Aim: Leave out the pictures, then reproduce the rest of the material exactly.

Material supplied:
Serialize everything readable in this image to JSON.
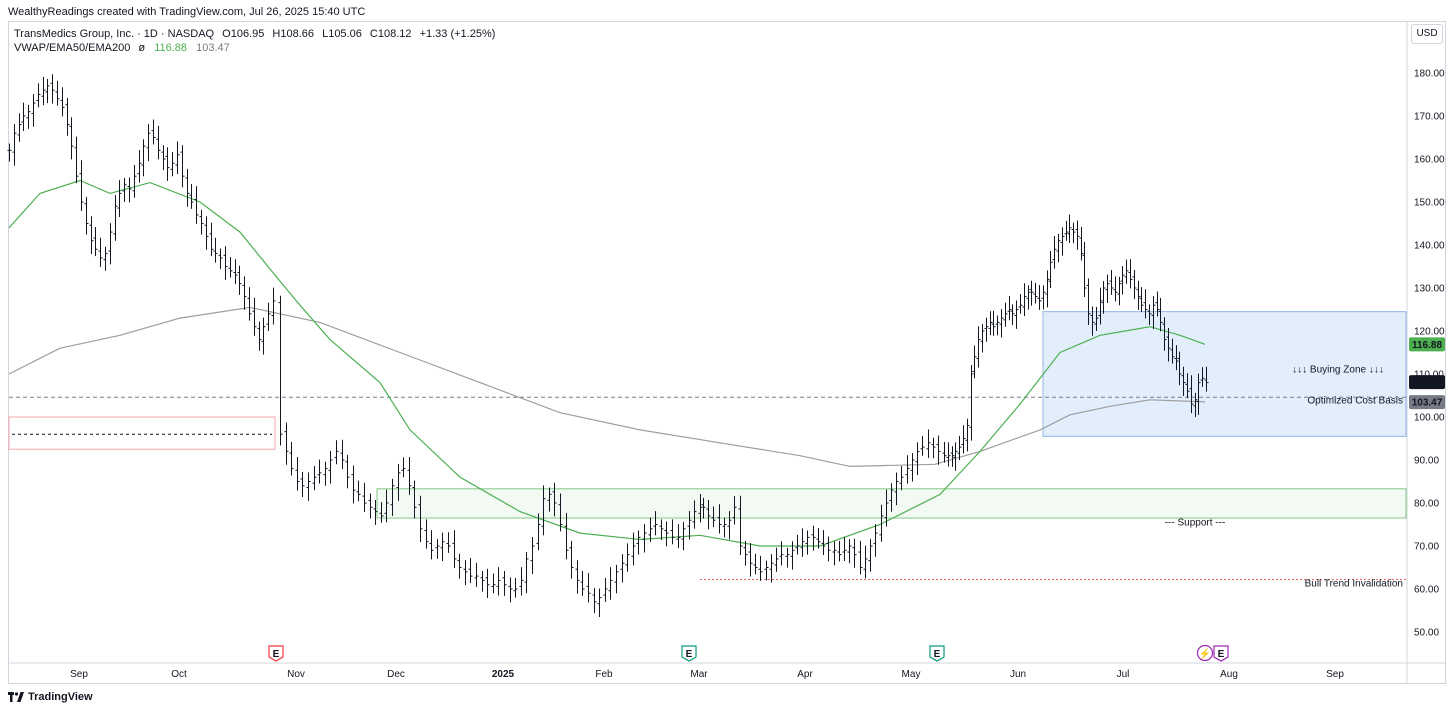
{
  "header": {
    "attribution": "WealthyReadings created with TradingView.com, Jul 26, 2025 15:40 UTC",
    "symbol": "TransMedics Group, Inc. · 1D · NASDAQ",
    "open": "O106.95",
    "high": "H108.66",
    "low": "L105.06",
    "close": "C108.12",
    "change": "+1.33 (+1.25%)",
    "indicator_name": "VWAP/EMA50/EMA200",
    "indicator_symbol": "ø",
    "ema50_value": "116.88",
    "ema200_value": "103.47"
  },
  "currency_button": "USD",
  "footer": {
    "logo_text": "TradingView"
  },
  "colors": {
    "candle": "#131722",
    "ema50": "#4caf50",
    "ema200": "#9e9e9e",
    "buy_zone_fill": "#e3eefc",
    "buy_zone_border": "#90b8ea",
    "support_fill": "#f3faf3",
    "support_border": "#81c784",
    "invalidation": "#f06b6b",
    "earnings_red": "#f23645",
    "earnings_green": "#089981",
    "earnings_purple": "#9c27b0"
  },
  "chart_data": {
    "type": "ohlc",
    "x": [
      "Sep",
      "Oct",
      "Nov",
      "Dec",
      "2025",
      "Feb",
      "Mar",
      "Apr",
      "May",
      "Jun",
      "Jul",
      "Aug",
      "Sep"
    ],
    "y_ticks": [
      "180.00",
      "170.00",
      "160.00",
      "150.00",
      "140.00",
      "130.00",
      "120.00",
      "110.00",
      "100.00",
      "90.00",
      "80.00",
      "70.00",
      "60.00",
      "50.00"
    ],
    "ylim": [
      47.5,
      183.5
    ],
    "price_labels": [
      {
        "name": "EMA50",
        "value": "116.88",
        "color": "#4caf50"
      },
      {
        "name": "Close",
        "value": "108.12",
        "color": "#131722"
      },
      {
        "name": "EMA200",
        "value": "103.47",
        "color": "#787b86"
      }
    ],
    "annotations": [
      {
        "text": "↓↓↓ Buying Zone ↓↓↓",
        "price_range": [
          95.5,
          124.5
        ]
      },
      {
        "text": "Optimized Cost Basis",
        "price": 104.6
      },
      {
        "text": "--- Support ---",
        "price_range": [
          76.5,
          83.3
        ]
      },
      {
        "text": "Bull Trend Invalidation",
        "price": 62.2
      }
    ],
    "earnings_markers": [
      {
        "date": "Oct 29",
        "label": "E",
        "color": "red"
      },
      {
        "date": "Feb 26",
        "label": "E",
        "color": "green"
      },
      {
        "date": "May 8",
        "label": "E",
        "color": "green"
      },
      {
        "date": "Jul 30",
        "label": "⚡",
        "color": "purple"
      },
      {
        "date": "Jul 30",
        "label": "E",
        "color": "purple"
      }
    ],
    "closes": [
      162,
      166,
      168,
      170,
      171,
      173,
      175,
      176,
      177,
      176,
      174,
      172,
      168,
      163,
      156,
      150,
      145,
      141,
      139,
      137,
      138,
      143,
      149,
      152,
      154,
      153,
      156,
      159,
      163,
      166,
      165,
      162,
      160,
      158,
      159,
      161,
      156,
      152,
      150,
      147,
      145,
      142,
      139,
      138,
      137,
      135,
      134,
      133,
      131,
      128,
      124,
      121,
      118,
      121,
      124,
      127,
      96,
      92,
      88,
      85,
      84,
      85,
      86,
      87,
      88,
      90,
      92,
      90,
      86,
      83,
      82,
      80,
      79,
      78,
      77,
      80,
      84,
      87,
      88,
      84,
      79,
      74,
      71,
      69,
      70,
      71,
      70,
      67,
      65,
      64,
      63,
      63,
      62,
      61,
      61,
      62,
      61,
      60,
      60,
      62,
      67,
      70,
      75,
      81,
      82,
      80,
      75,
      69,
      65,
      62,
      60,
      59,
      57,
      58,
      60,
      62,
      64,
      66,
      68,
      70,
      72,
      73,
      74,
      75,
      74,
      73,
      72,
      72,
      74,
      76,
      78,
      79,
      79,
      77,
      76,
      75,
      75,
      76,
      79,
      70,
      68,
      66,
      65,
      64,
      65,
      66,
      67,
      68,
      68,
      69,
      70,
      71,
      72,
      72,
      71,
      70,
      69,
      69,
      68,
      69,
      70,
      68,
      65,
      67,
      70,
      73,
      77,
      80,
      83,
      85,
      86,
      88,
      90,
      92,
      93,
      94,
      93,
      92,
      91,
      91,
      91,
      92,
      93,
      95,
      98,
      110,
      114,
      118,
      120,
      121,
      122,
      121,
      122,
      123,
      124,
      125,
      124,
      125,
      126,
      128,
      129,
      129,
      128,
      127,
      129,
      132,
      136,
      139,
      141,
      142,
      143,
      144,
      143,
      142,
      138,
      130,
      124,
      122,
      123,
      127,
      130,
      131,
      130,
      129,
      131,
      133,
      134,
      132,
      130,
      128,
      126,
      125,
      124,
      126,
      125,
      122,
      118,
      116,
      114,
      113,
      110,
      108,
      106,
      103,
      104,
      108,
      109,
      108
    ]
  }
}
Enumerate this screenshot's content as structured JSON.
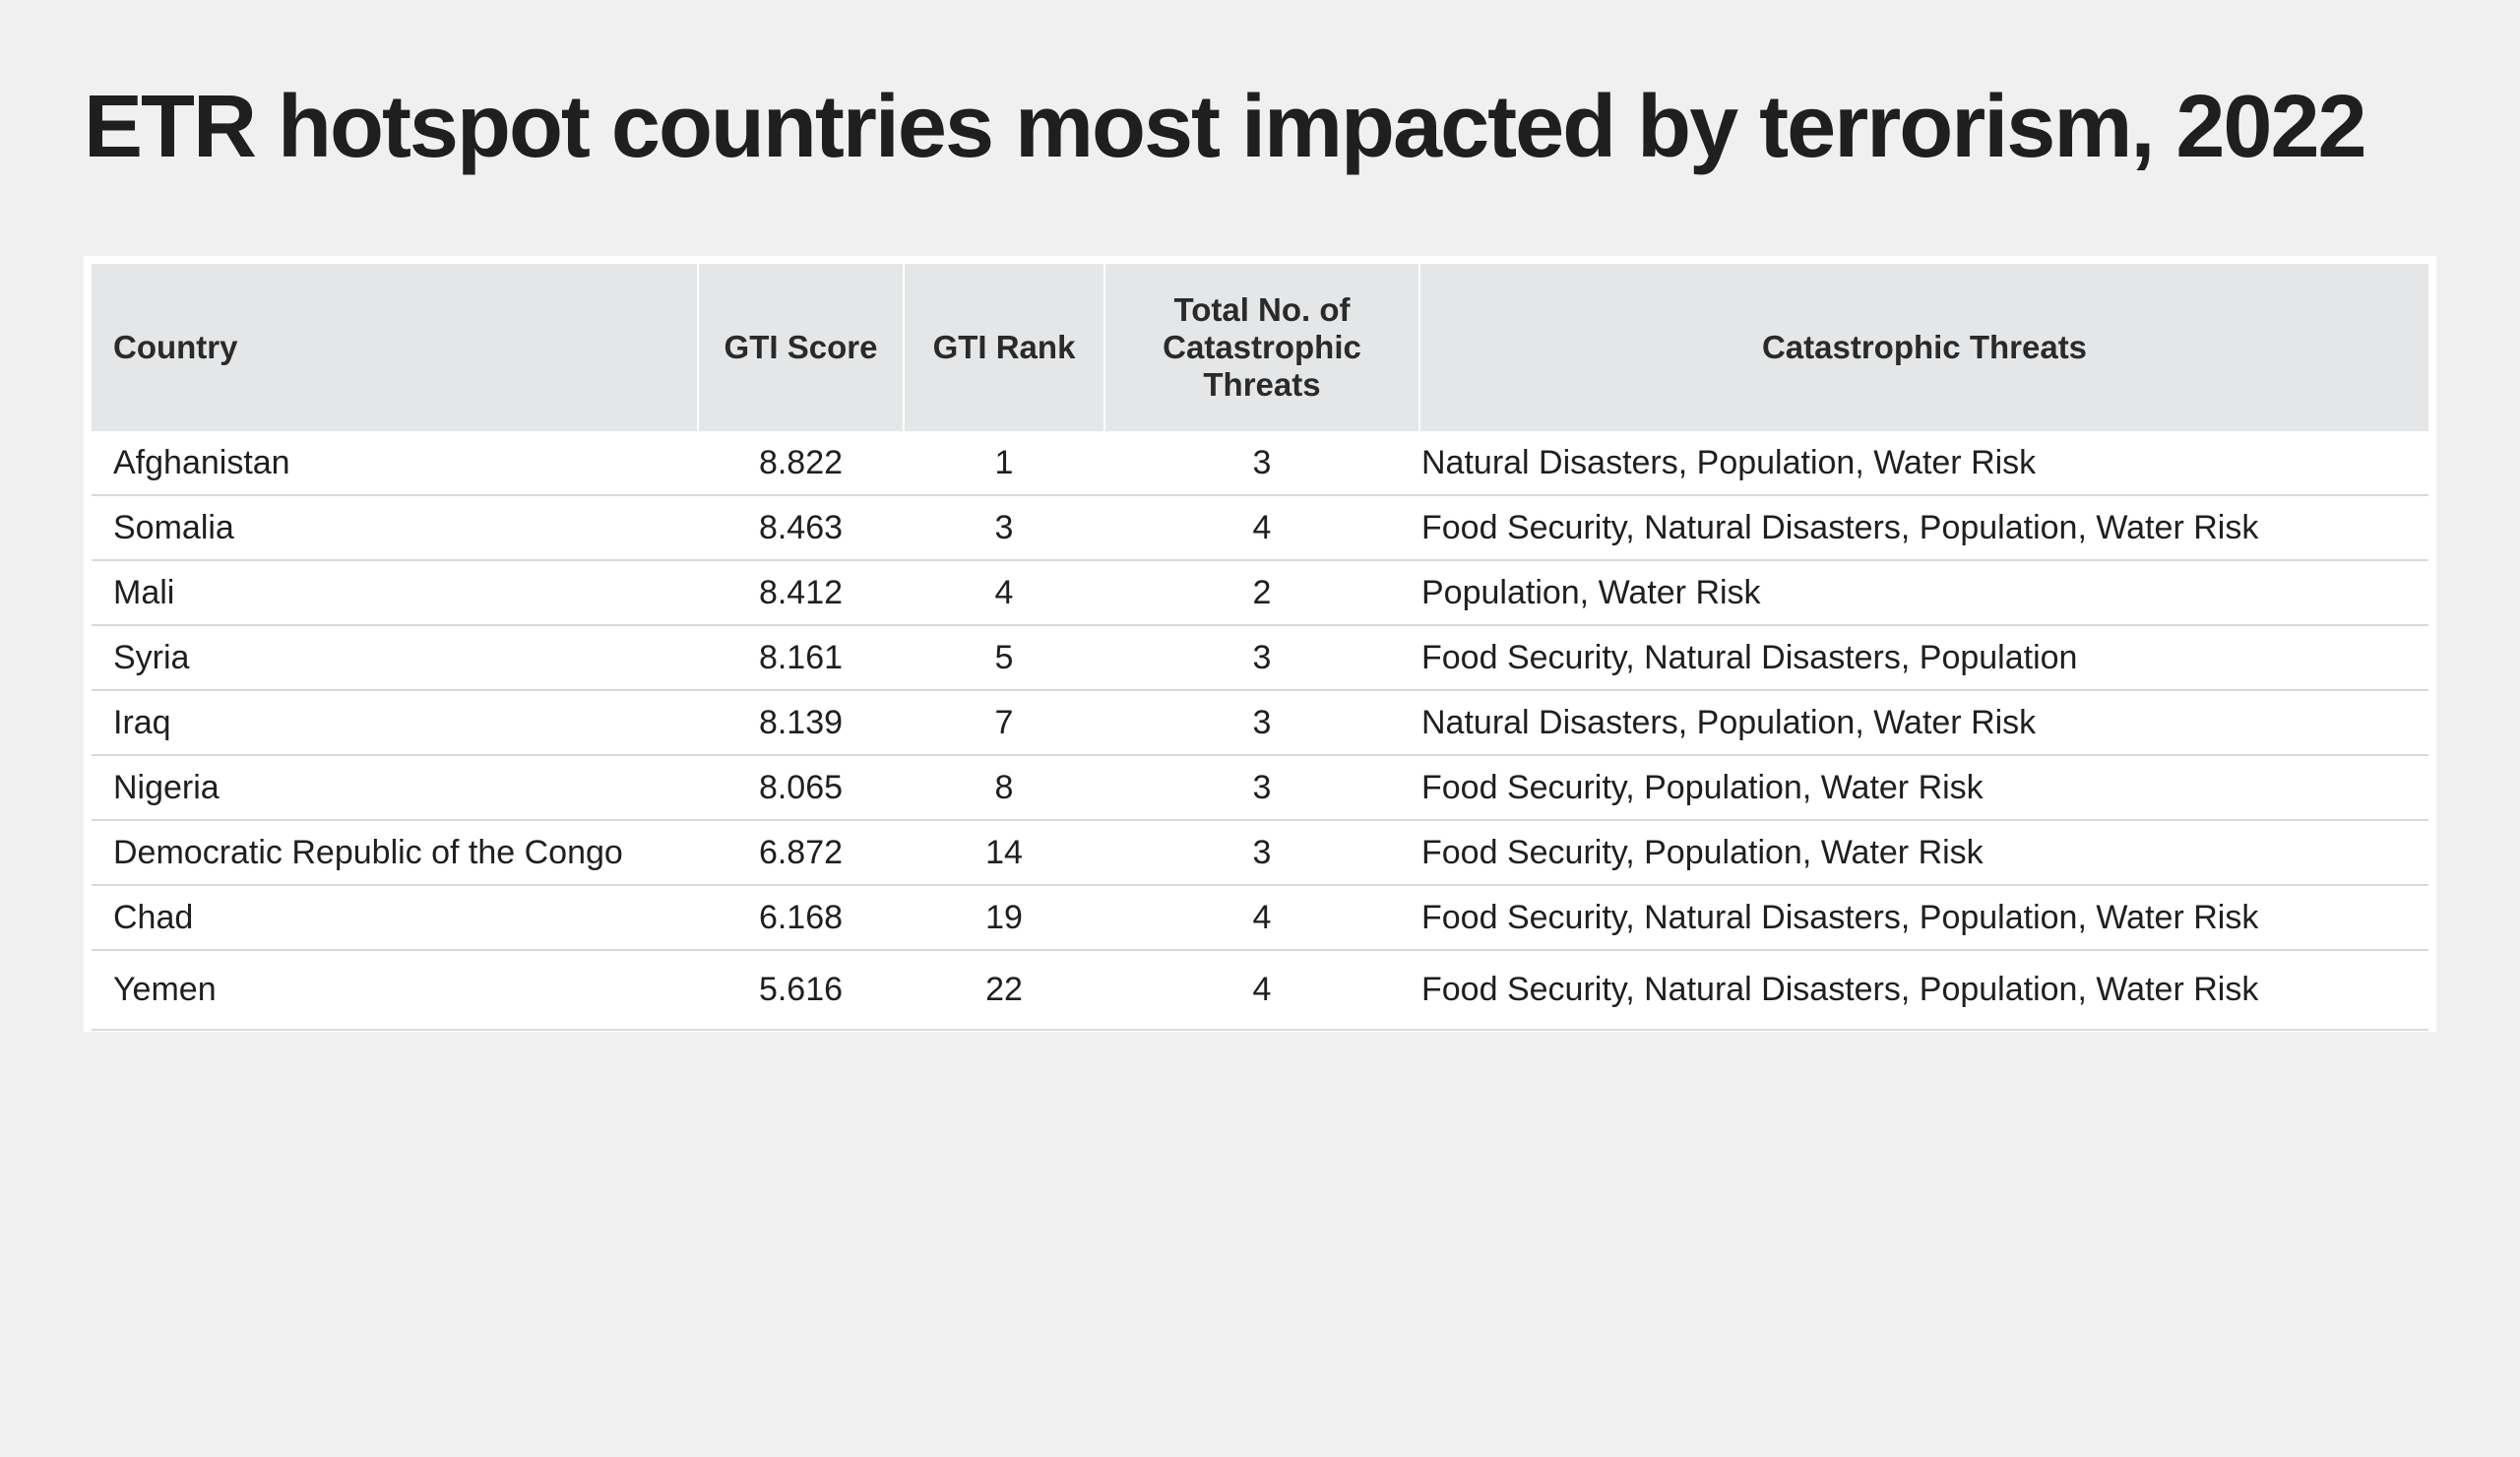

Exercise output:
Serialize everything readable in this image to JSON.
{
  "header": {
    "attribution": "WealthyReadings created with TradingView.com, Jul 26, 2025 15:40 UTC",
    "symbol": "TransMedics Group, Inc. · 1D · NASDAQ",
    "open": "O106.95",
    "high": "H108.66",
    "low": "L105.06",
    "close": "C108.12",
    "change": "+1.33 (+1.25%)",
    "indicator_name": "VWAP/EMA50/EMA200",
    "indicator_symbol": "ø",
    "ema50_value": "116.88",
    "ema200_value": "103.47"
  },
  "currency_button": "USD",
  "footer": {
    "logo_text": "TradingView"
  },
  "colors": {
    "candle": "#131722",
    "ema50": "#4caf50",
    "ema200": "#9e9e9e",
    "buy_zone_fill": "#e3eefc",
    "buy_zone_border": "#90b8ea",
    "support_fill": "#f3faf3",
    "support_border": "#81c784",
    "invalidation": "#f06b6b",
    "earnings_red": "#f23645",
    "earnings_green": "#089981",
    "earnings_purple": "#9c27b0"
  },
  "chart_data": {
    "type": "ohlc",
    "x": [
      "Sep",
      "Oct",
      "Nov",
      "Dec",
      "2025",
      "Feb",
      "Mar",
      "Apr",
      "May",
      "Jun",
      "Jul",
      "Aug",
      "Sep"
    ],
    "y_ticks": [
      "180.00",
      "170.00",
      "160.00",
      "150.00",
      "140.00",
      "130.00",
      "120.00",
      "110.00",
      "100.00",
      "90.00",
      "80.00",
      "70.00",
      "60.00",
      "50.00"
    ],
    "ylim": [
      47.5,
      183.5
    ],
    "price_labels": [
      {
        "name": "EMA50",
        "value": "116.88",
        "color": "#4caf50"
      },
      {
        "name": "Close",
        "value": "108.12",
        "color": "#131722"
      },
      {
        "name": "EMA200",
        "value": "103.47",
        "color": "#787b86"
      }
    ],
    "annotations": [
      {
        "text": "↓↓↓ Buying Zone ↓↓↓",
        "price_range": [
          95.5,
          124.5
        ]
      },
      {
        "text": "Optimized Cost Basis",
        "price": 104.6
      },
      {
        "text": "--- Support ---",
        "price_range": [
          76.5,
          83.3
        ]
      },
      {
        "text": "Bull Trend Invalidation",
        "price": 62.2
      }
    ],
    "earnings_markers": [
      {
        "date": "Oct 29",
        "label": "E",
        "color": "red"
      },
      {
        "date": "Feb 26",
        "label": "E",
        "color": "green"
      },
      {
        "date": "May 8",
        "label": "E",
        "color": "green"
      },
      {
        "date": "Jul 30",
        "label": "⚡",
        "color": "purple"
      },
      {
        "date": "Jul 30",
        "label": "E",
        "color": "purple"
      }
    ],
    "closes": [
      162,
      166,
      168,
      170,
      171,
      173,
      175,
      176,
      177,
      176,
      174,
      172,
      168,
      163,
      156,
      150,
      145,
      141,
      139,
      137,
      138,
      143,
      149,
      152,
      154,
      153,
      156,
      159,
      163,
      166,
      165,
      162,
      160,
      158,
      159,
      161,
      156,
      152,
      150,
      147,
      145,
      142,
      139,
      138,
      137,
      135,
      134,
      133,
      131,
      128,
      124,
      121,
      118,
      121,
      124,
      127,
      96,
      92,
      88,
      85,
      84,
      85,
      86,
      87,
      88,
      90,
      92,
      90,
      86,
      83,
      82,
      80,
      79,
      78,
      77,
      80,
      84,
      87,
      88,
      84,
      79,
      74,
      71,
      69,
      70,
      71,
      70,
      67,
      65,
      64,
      63,
      63,
      62,
      61,
      61,
      62,
      61,
      60,
      60,
      62,
      67,
      70,
      75,
      81,
      82,
      80,
      75,
      69,
      65,
      62,
      60,
      59,
      57,
      58,
      60,
      62,
      64,
      66,
      68,
      70,
      72,
      73,
      74,
      75,
      74,
      73,
      72,
      72,
      74,
      76,
      78,
      79,
      79,
      77,
      76,
      75,
      75,
      76,
      79,
      70,
      68,
      66,
      65,
      64,
      65,
      66,
      67,
      68,
      68,
      69,
      70,
      71,
      72,
      72,
      71,
      70,
      69,
      69,
      68,
      69,
      70,
      68,
      65,
      67,
      70,
      73,
      77,
      80,
      83,
      85,
      86,
      88,
      90,
      92,
      93,
      94,
      93,
      92,
      91,
      91,
      91,
      92,
      93,
      95,
      98,
      110,
      114,
      118,
      120,
      121,
      122,
      121,
      122,
      123,
      124,
      125,
      124,
      125,
      126,
      128,
      129,
      129,
      128,
      127,
      129,
      132,
      136,
      139,
      141,
      142,
      143,
      144,
      143,
      142,
      138,
      130,
      124,
      122,
      123,
      127,
      130,
      131,
      130,
      129,
      131,
      133,
      134,
      132,
      130,
      128,
      126,
      125,
      124,
      126,
      125,
      122,
      118,
      116,
      114,
      113,
      110,
      108,
      106,
      103,
      104,
      108,
      109,
      108
    ]
  }
}
Enumerate this screenshot's content as structured JSON.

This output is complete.